### About this task
All that is needed is each line of the entries holding the word "decrease", copied as it stands.

[Bounding box prediction data]
● ● ●

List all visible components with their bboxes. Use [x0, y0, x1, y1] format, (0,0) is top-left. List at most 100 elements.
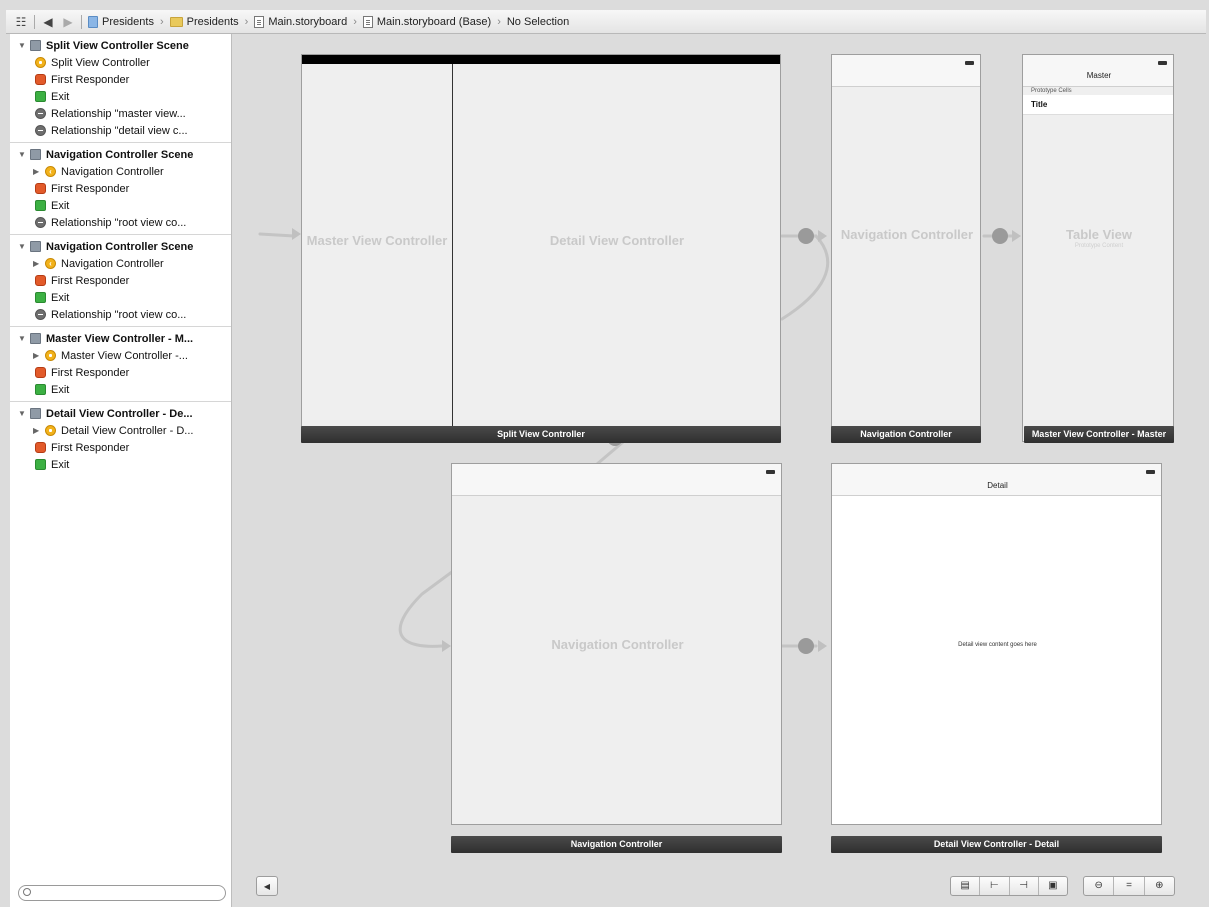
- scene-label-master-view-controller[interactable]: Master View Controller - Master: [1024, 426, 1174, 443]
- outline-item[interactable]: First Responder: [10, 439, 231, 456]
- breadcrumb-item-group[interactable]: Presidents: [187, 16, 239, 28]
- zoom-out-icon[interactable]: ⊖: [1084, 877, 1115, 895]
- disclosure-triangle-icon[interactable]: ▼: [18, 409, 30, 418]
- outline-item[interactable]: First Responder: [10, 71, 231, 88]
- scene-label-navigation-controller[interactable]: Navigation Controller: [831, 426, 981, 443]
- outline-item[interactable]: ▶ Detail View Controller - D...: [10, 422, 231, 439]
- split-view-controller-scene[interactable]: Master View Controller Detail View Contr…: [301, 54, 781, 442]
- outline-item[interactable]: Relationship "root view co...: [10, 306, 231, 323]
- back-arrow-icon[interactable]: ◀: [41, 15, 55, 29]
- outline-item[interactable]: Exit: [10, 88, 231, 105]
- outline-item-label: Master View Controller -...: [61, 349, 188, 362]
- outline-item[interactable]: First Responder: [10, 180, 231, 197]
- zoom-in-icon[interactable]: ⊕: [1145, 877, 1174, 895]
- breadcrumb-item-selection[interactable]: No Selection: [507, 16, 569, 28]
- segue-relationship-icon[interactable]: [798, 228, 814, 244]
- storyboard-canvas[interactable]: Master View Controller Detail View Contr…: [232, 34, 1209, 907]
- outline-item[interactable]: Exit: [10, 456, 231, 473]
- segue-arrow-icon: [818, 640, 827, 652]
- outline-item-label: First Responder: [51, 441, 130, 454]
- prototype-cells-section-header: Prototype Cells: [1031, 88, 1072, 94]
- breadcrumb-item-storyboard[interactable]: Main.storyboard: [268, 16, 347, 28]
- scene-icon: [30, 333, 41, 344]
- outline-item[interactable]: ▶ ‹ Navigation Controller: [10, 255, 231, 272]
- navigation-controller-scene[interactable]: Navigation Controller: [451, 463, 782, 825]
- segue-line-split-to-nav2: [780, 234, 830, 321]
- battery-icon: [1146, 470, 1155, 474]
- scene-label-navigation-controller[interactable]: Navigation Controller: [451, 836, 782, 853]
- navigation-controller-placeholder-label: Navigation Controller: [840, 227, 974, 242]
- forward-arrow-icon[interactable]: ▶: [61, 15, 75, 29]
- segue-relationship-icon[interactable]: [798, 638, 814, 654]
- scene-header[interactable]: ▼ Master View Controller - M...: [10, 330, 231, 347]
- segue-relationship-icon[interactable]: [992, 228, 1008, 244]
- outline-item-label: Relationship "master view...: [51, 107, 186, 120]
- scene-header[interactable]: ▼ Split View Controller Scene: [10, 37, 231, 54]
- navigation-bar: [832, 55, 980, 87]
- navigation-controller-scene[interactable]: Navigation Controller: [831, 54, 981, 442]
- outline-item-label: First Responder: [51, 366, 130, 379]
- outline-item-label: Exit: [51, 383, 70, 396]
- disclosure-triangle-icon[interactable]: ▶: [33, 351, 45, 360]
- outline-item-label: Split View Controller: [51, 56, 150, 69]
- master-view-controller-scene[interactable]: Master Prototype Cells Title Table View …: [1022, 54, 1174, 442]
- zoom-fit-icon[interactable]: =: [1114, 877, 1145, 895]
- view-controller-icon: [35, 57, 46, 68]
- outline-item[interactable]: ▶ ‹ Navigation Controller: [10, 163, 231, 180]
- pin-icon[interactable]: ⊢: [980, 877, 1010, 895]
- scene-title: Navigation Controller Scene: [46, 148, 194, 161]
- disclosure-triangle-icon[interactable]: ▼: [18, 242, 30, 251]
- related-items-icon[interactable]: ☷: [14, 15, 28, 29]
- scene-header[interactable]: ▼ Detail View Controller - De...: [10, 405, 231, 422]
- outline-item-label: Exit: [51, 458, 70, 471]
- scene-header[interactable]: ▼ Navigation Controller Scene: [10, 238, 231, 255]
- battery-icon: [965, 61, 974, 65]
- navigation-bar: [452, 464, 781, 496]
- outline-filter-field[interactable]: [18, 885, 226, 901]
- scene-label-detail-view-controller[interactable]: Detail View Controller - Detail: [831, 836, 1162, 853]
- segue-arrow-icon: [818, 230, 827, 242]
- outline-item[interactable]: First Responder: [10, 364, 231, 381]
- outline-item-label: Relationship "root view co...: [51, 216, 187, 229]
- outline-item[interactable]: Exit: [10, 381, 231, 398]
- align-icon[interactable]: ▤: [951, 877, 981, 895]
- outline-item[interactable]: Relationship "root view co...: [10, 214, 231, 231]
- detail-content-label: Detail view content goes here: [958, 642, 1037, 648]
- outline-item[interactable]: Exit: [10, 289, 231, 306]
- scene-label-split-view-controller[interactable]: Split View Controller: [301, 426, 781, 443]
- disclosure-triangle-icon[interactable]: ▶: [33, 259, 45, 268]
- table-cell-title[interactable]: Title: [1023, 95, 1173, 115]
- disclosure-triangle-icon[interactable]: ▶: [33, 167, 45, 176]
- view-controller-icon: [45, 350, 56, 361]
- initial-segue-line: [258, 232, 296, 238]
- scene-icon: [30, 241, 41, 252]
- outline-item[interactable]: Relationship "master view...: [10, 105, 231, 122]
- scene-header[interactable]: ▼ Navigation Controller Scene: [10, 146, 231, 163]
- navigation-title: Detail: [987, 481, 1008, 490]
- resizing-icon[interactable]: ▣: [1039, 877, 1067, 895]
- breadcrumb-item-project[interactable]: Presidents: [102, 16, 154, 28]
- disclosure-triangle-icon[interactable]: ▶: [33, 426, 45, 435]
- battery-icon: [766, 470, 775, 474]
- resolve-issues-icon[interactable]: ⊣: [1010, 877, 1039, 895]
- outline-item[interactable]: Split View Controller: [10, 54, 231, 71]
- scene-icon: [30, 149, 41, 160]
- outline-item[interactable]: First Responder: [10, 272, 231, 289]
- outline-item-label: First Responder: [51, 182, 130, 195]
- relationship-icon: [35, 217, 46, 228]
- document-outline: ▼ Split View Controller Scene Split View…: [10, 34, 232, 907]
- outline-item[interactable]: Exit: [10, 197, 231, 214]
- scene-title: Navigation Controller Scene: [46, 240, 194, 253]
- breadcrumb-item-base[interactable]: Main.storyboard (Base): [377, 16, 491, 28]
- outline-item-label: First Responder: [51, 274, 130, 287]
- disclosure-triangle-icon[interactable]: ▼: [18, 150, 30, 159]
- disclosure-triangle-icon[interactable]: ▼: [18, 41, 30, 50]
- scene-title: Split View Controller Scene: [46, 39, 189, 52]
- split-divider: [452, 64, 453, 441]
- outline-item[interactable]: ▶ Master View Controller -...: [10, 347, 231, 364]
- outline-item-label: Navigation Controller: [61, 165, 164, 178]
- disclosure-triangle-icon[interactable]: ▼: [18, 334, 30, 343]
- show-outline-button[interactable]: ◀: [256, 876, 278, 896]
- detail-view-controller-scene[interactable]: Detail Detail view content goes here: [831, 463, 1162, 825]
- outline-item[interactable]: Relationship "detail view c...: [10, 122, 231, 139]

● ● ●

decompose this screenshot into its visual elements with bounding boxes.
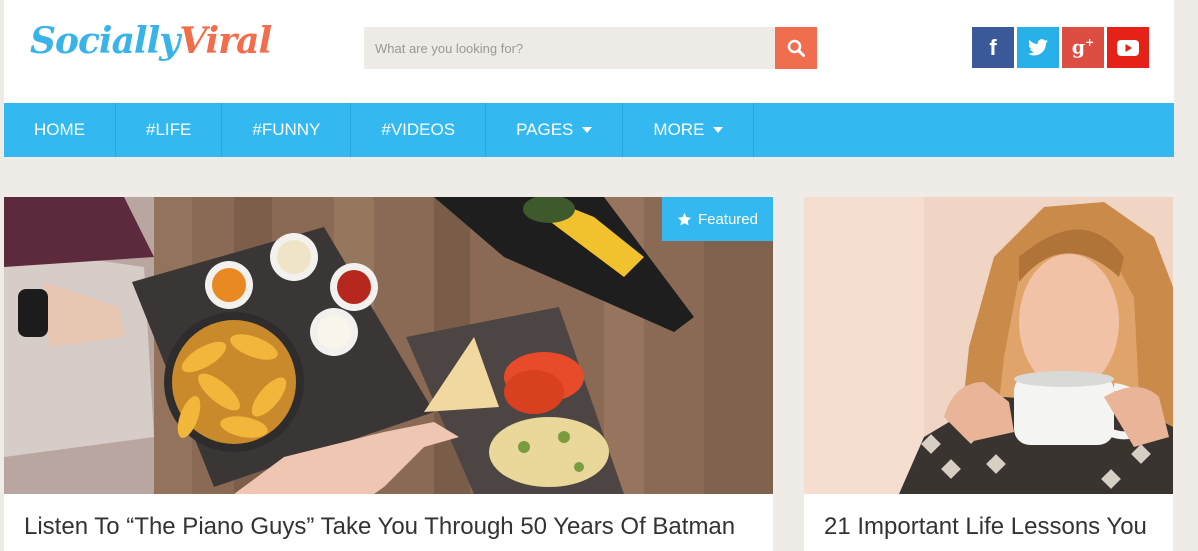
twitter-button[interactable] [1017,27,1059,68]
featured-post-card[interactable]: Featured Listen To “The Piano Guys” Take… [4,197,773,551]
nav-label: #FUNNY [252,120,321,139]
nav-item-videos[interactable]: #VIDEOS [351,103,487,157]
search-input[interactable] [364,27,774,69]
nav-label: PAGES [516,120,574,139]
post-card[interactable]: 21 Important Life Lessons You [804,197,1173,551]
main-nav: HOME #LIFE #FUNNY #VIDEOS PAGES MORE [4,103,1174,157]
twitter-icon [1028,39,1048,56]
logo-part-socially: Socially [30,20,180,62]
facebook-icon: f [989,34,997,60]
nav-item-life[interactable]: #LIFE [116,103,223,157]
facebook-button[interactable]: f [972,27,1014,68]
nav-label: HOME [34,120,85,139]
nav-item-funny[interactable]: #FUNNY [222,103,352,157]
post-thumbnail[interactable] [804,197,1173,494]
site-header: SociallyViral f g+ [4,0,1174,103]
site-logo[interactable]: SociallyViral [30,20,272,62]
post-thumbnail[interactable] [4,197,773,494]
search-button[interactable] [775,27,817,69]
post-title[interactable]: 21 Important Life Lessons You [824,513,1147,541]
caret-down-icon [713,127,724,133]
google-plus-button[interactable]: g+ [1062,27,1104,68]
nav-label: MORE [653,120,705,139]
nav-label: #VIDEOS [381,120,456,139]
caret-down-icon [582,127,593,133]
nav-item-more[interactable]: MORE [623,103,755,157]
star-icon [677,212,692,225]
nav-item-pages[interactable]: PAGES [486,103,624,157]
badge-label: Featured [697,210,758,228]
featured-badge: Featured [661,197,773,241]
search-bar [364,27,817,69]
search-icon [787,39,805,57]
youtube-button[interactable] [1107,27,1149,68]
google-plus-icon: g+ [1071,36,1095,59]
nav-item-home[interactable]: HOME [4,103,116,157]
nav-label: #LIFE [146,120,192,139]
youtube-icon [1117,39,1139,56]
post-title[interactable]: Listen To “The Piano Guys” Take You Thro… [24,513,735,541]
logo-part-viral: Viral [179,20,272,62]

● ● ●

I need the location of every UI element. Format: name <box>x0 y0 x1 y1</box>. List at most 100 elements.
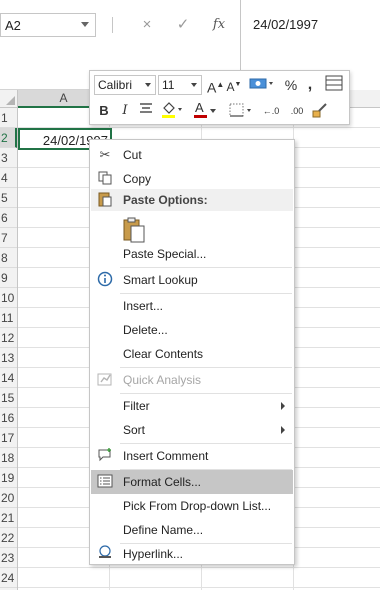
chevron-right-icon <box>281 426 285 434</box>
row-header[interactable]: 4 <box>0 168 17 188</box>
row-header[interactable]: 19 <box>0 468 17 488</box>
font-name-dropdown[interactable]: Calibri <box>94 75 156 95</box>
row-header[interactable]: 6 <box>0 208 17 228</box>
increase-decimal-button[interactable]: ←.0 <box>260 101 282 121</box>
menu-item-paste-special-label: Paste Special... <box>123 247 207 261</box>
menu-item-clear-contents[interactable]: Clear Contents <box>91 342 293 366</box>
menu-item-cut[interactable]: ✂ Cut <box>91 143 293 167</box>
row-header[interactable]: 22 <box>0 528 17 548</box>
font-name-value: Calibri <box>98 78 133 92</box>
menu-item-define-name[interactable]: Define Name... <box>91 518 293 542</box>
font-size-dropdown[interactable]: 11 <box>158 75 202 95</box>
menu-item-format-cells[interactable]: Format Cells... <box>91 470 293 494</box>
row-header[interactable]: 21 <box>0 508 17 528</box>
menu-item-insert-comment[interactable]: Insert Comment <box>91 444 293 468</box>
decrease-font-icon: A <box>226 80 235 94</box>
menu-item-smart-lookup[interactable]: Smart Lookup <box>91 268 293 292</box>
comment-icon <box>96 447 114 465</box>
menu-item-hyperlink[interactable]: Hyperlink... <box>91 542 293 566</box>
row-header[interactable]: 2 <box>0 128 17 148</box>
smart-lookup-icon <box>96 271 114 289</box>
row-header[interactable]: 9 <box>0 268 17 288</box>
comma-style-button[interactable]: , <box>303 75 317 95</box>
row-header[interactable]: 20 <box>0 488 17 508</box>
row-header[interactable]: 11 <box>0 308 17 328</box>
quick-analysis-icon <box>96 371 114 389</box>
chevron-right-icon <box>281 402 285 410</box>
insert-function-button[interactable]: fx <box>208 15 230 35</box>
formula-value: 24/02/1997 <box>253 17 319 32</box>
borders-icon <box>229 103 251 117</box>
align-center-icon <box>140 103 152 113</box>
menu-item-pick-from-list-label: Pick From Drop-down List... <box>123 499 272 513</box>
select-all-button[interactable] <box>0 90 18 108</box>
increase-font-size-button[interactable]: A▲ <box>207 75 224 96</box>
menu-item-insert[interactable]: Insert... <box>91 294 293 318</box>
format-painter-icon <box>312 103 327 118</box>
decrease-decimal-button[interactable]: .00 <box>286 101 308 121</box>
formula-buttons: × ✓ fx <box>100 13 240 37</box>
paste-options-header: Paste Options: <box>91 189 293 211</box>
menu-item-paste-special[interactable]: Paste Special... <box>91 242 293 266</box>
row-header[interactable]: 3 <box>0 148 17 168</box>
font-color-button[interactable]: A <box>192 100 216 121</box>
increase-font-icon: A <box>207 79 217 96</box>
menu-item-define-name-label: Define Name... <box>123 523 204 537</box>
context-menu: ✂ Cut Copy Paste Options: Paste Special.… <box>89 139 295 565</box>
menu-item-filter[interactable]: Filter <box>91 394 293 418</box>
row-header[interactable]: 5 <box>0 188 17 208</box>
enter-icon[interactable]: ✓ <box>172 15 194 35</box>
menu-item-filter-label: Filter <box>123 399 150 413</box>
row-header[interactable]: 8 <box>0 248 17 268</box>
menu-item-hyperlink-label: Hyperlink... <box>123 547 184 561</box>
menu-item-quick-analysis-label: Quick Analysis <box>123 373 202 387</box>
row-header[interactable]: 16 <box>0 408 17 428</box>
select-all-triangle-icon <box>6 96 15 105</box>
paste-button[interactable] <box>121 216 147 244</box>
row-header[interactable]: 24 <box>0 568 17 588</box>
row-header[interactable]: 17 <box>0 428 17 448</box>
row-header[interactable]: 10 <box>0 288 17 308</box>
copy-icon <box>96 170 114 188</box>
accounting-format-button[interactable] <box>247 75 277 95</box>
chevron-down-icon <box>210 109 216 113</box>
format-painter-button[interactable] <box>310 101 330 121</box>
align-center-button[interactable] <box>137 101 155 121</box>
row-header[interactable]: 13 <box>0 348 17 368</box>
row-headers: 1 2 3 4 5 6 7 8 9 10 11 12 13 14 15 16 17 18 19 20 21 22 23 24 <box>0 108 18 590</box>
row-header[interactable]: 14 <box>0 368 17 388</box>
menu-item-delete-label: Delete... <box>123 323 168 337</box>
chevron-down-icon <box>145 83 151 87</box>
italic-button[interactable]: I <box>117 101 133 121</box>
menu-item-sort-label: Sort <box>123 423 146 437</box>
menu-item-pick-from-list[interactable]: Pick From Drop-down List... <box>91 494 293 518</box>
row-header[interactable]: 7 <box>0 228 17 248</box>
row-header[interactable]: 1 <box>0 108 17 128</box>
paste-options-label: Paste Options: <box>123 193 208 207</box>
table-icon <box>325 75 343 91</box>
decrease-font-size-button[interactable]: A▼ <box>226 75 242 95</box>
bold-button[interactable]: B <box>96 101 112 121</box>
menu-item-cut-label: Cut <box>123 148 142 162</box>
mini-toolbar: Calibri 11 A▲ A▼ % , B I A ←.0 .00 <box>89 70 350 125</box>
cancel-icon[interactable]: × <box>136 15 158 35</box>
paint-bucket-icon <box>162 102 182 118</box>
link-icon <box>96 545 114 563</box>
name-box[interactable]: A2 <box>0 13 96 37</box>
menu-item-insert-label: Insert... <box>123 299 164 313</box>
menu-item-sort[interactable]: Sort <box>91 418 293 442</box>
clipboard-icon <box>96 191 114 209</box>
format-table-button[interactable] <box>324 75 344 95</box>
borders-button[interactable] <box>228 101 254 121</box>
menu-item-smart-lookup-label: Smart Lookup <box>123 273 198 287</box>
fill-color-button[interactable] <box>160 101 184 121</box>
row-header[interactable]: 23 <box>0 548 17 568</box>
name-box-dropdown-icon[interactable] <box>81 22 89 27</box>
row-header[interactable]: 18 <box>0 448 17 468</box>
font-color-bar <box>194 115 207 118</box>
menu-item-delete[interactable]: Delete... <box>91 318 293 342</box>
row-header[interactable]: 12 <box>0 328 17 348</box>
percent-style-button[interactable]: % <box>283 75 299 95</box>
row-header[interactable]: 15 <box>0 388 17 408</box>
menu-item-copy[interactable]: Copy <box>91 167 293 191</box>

● ● ●

### Solution
decrease-font-icon: A <box>226 80 235 94</box>
decrease-decimal-button[interactable]: .00 <box>286 101 308 121</box>
decrease-font-size-button[interactable]: A▼ <box>226 75 242 95</box>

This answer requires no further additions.